>>>>

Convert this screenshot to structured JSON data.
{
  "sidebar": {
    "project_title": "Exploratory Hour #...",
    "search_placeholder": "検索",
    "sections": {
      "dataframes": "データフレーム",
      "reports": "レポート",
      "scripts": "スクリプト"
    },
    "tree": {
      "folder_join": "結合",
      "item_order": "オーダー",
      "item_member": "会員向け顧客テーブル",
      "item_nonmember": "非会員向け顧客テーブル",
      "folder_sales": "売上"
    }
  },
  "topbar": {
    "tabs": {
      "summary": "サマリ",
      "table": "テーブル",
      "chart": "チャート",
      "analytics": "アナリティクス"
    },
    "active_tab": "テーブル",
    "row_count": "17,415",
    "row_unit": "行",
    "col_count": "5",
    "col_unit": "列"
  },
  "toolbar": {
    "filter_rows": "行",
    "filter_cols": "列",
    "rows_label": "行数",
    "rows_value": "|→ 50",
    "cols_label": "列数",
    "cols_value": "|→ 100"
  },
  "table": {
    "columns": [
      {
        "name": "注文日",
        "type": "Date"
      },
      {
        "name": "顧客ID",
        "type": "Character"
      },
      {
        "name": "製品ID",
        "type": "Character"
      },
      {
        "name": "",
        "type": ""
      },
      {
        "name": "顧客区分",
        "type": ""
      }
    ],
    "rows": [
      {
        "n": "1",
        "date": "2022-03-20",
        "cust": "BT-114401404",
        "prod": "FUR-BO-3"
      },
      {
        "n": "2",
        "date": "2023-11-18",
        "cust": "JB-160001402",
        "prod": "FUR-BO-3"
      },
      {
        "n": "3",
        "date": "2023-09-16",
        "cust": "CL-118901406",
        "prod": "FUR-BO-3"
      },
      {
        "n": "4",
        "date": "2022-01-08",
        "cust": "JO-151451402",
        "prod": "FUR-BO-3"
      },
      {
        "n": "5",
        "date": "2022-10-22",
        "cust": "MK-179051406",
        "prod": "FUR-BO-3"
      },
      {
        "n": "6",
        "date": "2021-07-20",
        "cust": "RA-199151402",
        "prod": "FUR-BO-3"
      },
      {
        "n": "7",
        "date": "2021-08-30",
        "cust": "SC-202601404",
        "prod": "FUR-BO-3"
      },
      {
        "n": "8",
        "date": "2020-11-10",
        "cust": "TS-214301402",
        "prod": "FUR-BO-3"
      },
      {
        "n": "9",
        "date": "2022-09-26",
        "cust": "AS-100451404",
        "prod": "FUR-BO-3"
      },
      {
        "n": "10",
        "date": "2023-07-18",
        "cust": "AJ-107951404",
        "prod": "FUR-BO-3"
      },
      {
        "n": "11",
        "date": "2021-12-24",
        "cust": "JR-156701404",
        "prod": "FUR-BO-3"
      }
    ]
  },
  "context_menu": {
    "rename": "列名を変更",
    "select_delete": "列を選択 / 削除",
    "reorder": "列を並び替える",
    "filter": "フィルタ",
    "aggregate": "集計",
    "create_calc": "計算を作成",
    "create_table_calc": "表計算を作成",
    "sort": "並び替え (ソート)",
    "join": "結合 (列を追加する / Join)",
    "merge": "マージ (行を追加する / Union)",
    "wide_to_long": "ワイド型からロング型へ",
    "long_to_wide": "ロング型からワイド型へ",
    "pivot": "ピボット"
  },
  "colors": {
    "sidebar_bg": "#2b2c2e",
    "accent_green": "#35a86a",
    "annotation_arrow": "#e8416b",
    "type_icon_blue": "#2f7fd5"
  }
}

<<<<

**WORK TO COMPLETE**. Collect each line of the entries that has the word "cust", copying it in full.

**RESPONSE**.
        "cust": "BT-114401404",
        "cust": "JB-160001402",
        "cust": "CL-118901406",
        "cust": "JO-151451402",
        "cust": "MK-179051406",
        "cust": "RA-199151402",
        "cust": "SC-202601404",
        "cust": "TS-214301402",
        "cust": "AS-100451404",
        "cust": "AJ-107951404",
        "cust": "JR-156701404",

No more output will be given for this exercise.